## WHAT IS ASKED
Locate all lines in the data below that hold "Orion" and show them.

## DATA SECTION
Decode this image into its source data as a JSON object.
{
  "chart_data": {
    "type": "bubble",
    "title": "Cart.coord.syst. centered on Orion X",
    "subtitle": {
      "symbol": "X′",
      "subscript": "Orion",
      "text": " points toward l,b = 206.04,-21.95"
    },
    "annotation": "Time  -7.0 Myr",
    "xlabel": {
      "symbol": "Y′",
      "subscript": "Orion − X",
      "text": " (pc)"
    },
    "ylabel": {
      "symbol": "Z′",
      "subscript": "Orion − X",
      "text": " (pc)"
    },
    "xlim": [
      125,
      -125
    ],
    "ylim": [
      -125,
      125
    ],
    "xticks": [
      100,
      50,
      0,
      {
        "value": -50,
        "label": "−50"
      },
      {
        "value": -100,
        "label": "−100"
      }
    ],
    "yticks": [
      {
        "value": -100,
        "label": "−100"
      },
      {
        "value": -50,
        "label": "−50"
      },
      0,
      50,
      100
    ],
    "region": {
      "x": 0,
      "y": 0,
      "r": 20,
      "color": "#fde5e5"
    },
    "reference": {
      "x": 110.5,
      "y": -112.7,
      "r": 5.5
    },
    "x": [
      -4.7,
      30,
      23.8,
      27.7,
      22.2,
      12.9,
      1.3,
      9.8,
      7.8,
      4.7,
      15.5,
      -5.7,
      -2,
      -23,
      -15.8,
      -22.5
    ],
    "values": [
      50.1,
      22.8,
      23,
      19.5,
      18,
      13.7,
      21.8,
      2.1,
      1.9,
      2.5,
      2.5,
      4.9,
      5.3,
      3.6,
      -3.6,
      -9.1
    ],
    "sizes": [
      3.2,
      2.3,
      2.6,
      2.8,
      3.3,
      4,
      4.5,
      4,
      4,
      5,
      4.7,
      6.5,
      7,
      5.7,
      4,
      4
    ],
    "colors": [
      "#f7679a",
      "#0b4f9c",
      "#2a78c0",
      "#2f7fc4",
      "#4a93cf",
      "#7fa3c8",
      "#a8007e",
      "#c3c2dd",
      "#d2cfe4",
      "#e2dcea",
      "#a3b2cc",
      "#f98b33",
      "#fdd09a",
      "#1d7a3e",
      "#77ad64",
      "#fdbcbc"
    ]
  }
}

## FINAL RESULT
    "title": "Cart.coord.syst. centered on Orion X",
      "subscript": "Orion",
      "subscript": "Orion − X",
      "subscript": "Orion − X",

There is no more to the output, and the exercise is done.